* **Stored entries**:
——————————

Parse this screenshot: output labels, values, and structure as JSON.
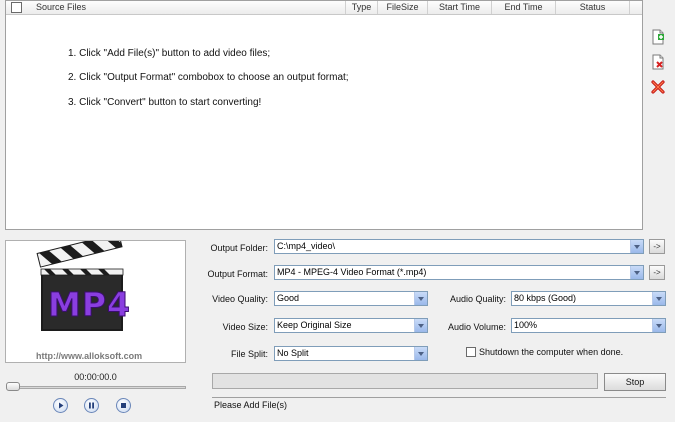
{
  "file_list": {
    "columns": [
      "Source Files",
      "Type",
      "FileSize",
      "Start Time",
      "End Time",
      "Status"
    ],
    "instructions": [
      "1. Click \"Add File(s)\" button to add video files;",
      "2. Click \"Output Format\" combobox to choose an output format;",
      "3. Click \"Convert\" button to start converting!"
    ]
  },
  "side_toolbar": {
    "icons": [
      "add-file-icon",
      "remove-file-icon",
      "clear-list-icon"
    ]
  },
  "preview": {
    "logo_text": "MP4",
    "url": "http://www.alloksoft.com",
    "time": "00:00:00.0"
  },
  "settings": {
    "output_folder_label": "Output Folder:",
    "output_folder_value": "C:\\mp4_video\\",
    "output_format_label": "Output Format:",
    "output_format_value": "MP4 - MPEG-4 Video Format (*.mp4)",
    "video_quality_label": "Video Quality:",
    "video_quality_value": "Good",
    "audio_quality_label": "Audio Quality:",
    "audio_quality_value": "80  kbps (Good)",
    "video_size_label": "Video Size:",
    "video_size_value": "Keep Original Size",
    "audio_volume_label": "Audio Volume:",
    "audio_volume_value": "100%",
    "file_split_label": "File Split:",
    "file_split_value": "No Split",
    "shutdown_label": "Shutdown the computer when done.",
    "browse_label": "->"
  },
  "progress": {
    "fraction": 0
  },
  "stop_label": "Stop",
  "status_text": "Please Add File(s)",
  "colors": {
    "accent": "#3a7bd5",
    "combo_border": "#7f9db9",
    "logo_purple": "#7a28c8"
  }
}
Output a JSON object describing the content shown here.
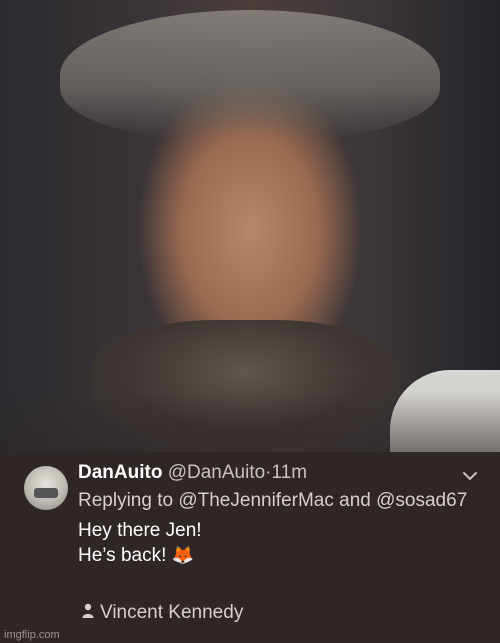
{
  "tweet": {
    "display_name": "DanAuito",
    "handle": "@DanAuito",
    "separator": "·",
    "time": "11m",
    "reply_prefix": "Replying to ",
    "reply_user_1": "@TheJenniferMac",
    "reply_and": " and ",
    "reply_user_2": "@sosad67",
    "body_line1": "Hey there Jen!",
    "body_line2": "He’s back!",
    "body_emoji": "🦊"
  },
  "photo_credit": "Vincent Kennedy",
  "watermark": "imgflip.com",
  "icons": {
    "avatar": "profile-photo",
    "chevron": "chevron-down-icon",
    "person": "person-icon"
  },
  "colors": {
    "background": "#2e2726",
    "primary_text": "#ffffff",
    "secondary_text": "#d7cfcd"
  }
}
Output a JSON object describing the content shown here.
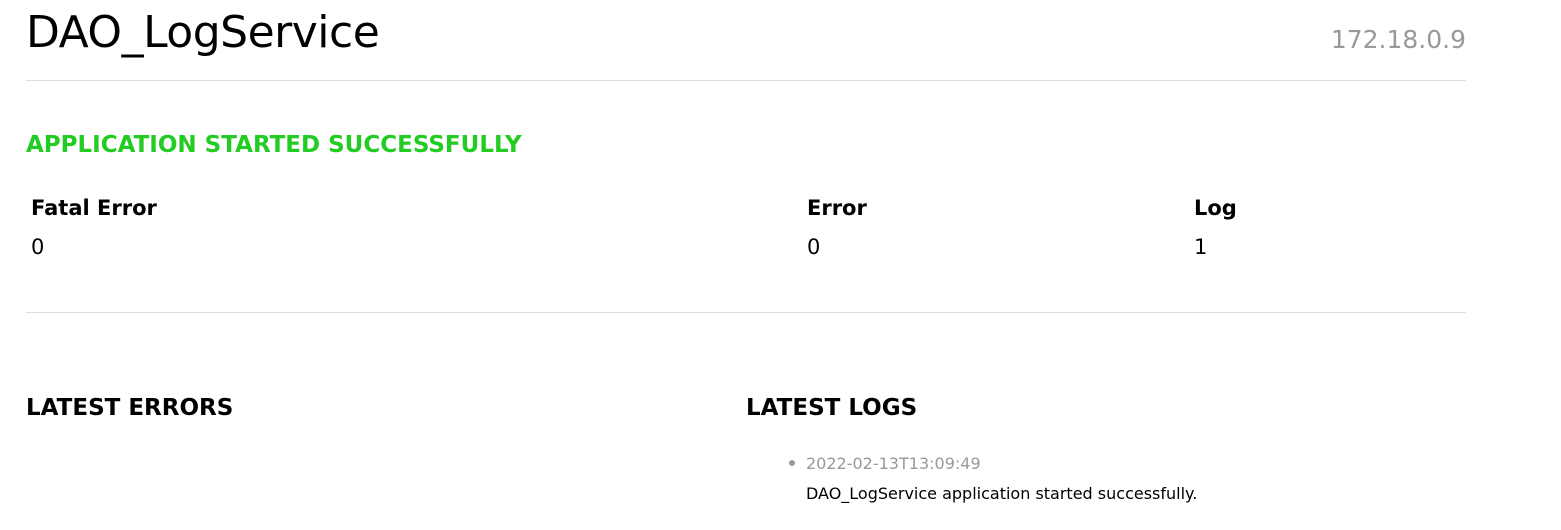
{
  "header": {
    "app_name": "DAO_LogService",
    "host_ip": "172.18.0.9"
  },
  "status": {
    "message": "APPLICATION STARTED SUCCESSFULLY",
    "color": "#22cc22"
  },
  "counters": [
    {
      "label": "Fatal Error",
      "value": "0"
    },
    {
      "label": "Error",
      "value": "0"
    },
    {
      "label": "Log",
      "value": "1"
    }
  ],
  "latest_errors": {
    "title": "LATEST ERRORS",
    "items": []
  },
  "latest_logs": {
    "title": "LATEST LOGS",
    "items": [
      {
        "timestamp": "2022-02-13T13:09:49",
        "message": "DAO_LogService application started successfully."
      }
    ]
  }
}
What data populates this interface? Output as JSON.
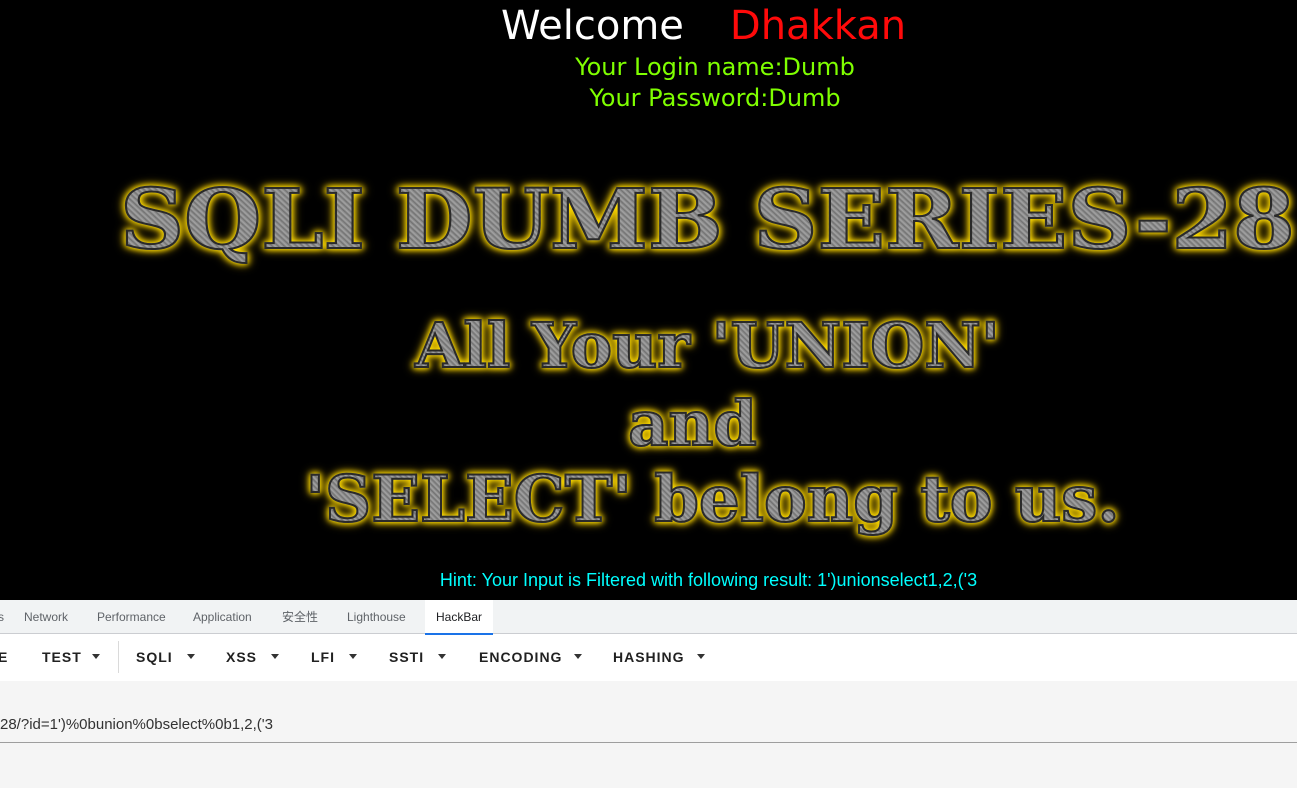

——————————

* **TASK REQUIREMENTS**: Copy every line of the data exactly as written, excluding the pictures.

* **ANSWER**:
Parse this screenshot: output labels, values, and structure as JSON.
{
  "file_list": {
    "columns": [
      "Source Files",
      "Type",
      "FileSize",
      "Start Time",
      "End Time",
      "Status"
    ],
    "instructions": [
      "1. Click \"Add File(s)\" button to add video files;",
      "2. Click \"Output Format\" combobox to choose an output format;",
      "3. Click \"Convert\" button to start converting!"
    ]
  },
  "side_toolbar": {
    "icons": [
      "add-file-icon",
      "remove-file-icon",
      "clear-list-icon"
    ]
  },
  "preview": {
    "logo_text": "MP4",
    "url": "http://www.alloksoft.com",
    "time": "00:00:00.0"
  },
  "settings": {
    "output_folder_label": "Output Folder:",
    "output_folder_value": "C:\\mp4_video\\",
    "output_format_label": "Output Format:",
    "output_format_value": "MP4 - MPEG-4 Video Format (*.mp4)",
    "video_quality_label": "Video Quality:",
    "video_quality_value": "Good",
    "audio_quality_label": "Audio Quality:",
    "audio_quality_value": "80  kbps (Good)",
    "video_size_label": "Video Size:",
    "video_size_value": "Keep Original Size",
    "audio_volume_label": "Audio Volume:",
    "audio_volume_value": "100%",
    "file_split_label": "File Split:",
    "file_split_value": "No Split",
    "shutdown_label": "Shutdown the computer when done.",
    "browse_label": "->"
  },
  "progress": {
    "fraction": 0
  },
  "stop_label": "Stop",
  "status_text": "Please Add File(s)",
  "colors": {
    "accent": "#3a7bd5",
    "combo_border": "#7f9db9",
    "logo_purple": "#7a28c8"
  }
}
Output a JSON object describing the content shown here.
{
  "tweet": {
    "display_name": "DanAuito",
    "handle": "@DanAuito",
    "separator": "·",
    "time": "11m",
    "reply_prefix": "Replying to ",
    "reply_user_1": "@TheJenniferMac",
    "reply_and": " and ",
    "reply_user_2": "@sosad67",
    "body_line1": "Hey there Jen!",
    "body_line2": "He’s back!",
    "body_emoji": "🦊"
  },
  "photo_credit": "Vincent Kennedy",
  "watermark": "imgflip.com",
  "icons": {
    "avatar": "profile-photo",
    "chevron": "chevron-down-icon",
    "person": "person-icon"
  },
  "colors": {
    "background": "#2e2726",
    "primary_text": "#ffffff",
    "secondary_text": "#d7cfcd"
  }
}
Output a JSON object describing the content shown here.
{
  "header": {
    "app_name": "DAO_LogService",
    "host_ip": "172.18.0.9"
  },
  "status": {
    "message": "APPLICATION STARTED SUCCESSFULLY",
    "color": "#22cc22"
  },
  "counters": [
    {
      "label": "Fatal Error",
      "value": "0"
    },
    {
      "label": "Error",
      "value": "0"
    },
    {
      "label": "Log",
      "value": "1"
    }
  ],
  "latest_errors": {
    "title": "LATEST ERRORS",
    "items": []
  },
  "latest_logs": {
    "title": "LATEST LOGS",
    "items": [
      {
        "timestamp": "2022-02-13T13:09:49",
        "message": "DAO_LogService application started successfully."
      }
    ]
  }
}
What data populates this interface? Output as JSON.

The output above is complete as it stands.